→ Objective: Copy each line below that contains "this".

→ Given records:

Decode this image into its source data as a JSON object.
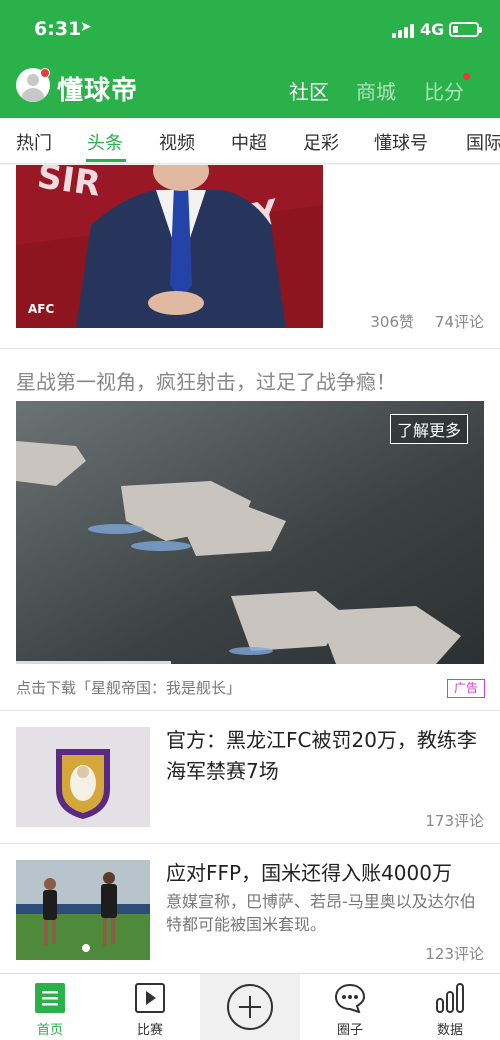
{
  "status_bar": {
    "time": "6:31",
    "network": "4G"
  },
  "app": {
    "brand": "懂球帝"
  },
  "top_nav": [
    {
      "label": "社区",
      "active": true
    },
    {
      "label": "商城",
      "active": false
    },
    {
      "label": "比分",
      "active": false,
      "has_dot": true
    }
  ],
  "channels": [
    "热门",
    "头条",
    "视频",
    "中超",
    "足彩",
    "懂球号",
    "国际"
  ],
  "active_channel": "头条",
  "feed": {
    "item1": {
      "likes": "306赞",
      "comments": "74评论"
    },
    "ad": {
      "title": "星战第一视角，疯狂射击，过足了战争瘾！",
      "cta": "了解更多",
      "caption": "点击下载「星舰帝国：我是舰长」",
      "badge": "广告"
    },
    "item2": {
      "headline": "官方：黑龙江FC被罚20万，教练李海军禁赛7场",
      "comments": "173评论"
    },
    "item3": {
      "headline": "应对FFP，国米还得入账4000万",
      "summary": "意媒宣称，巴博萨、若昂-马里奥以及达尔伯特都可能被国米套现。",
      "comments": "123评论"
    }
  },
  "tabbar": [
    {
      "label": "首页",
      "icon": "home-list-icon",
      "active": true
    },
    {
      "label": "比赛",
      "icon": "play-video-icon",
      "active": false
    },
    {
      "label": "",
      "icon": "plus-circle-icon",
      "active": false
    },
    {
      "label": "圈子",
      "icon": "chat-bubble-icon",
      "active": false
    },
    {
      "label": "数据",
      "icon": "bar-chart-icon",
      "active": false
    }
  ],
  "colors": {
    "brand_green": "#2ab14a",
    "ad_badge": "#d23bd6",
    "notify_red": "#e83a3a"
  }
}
--
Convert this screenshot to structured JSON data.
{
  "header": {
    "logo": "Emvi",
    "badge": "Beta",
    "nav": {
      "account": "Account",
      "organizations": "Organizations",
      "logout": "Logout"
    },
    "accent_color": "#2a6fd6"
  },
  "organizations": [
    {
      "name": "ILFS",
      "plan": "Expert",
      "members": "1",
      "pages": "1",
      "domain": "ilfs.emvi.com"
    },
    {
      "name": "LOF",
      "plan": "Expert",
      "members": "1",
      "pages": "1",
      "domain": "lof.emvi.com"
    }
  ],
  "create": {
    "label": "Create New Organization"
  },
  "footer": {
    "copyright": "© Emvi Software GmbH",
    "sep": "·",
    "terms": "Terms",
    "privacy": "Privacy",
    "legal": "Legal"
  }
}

→ Complete answer:
Decode this image into its source data as a JSON object.
Convert this screenshot to structured JSON data.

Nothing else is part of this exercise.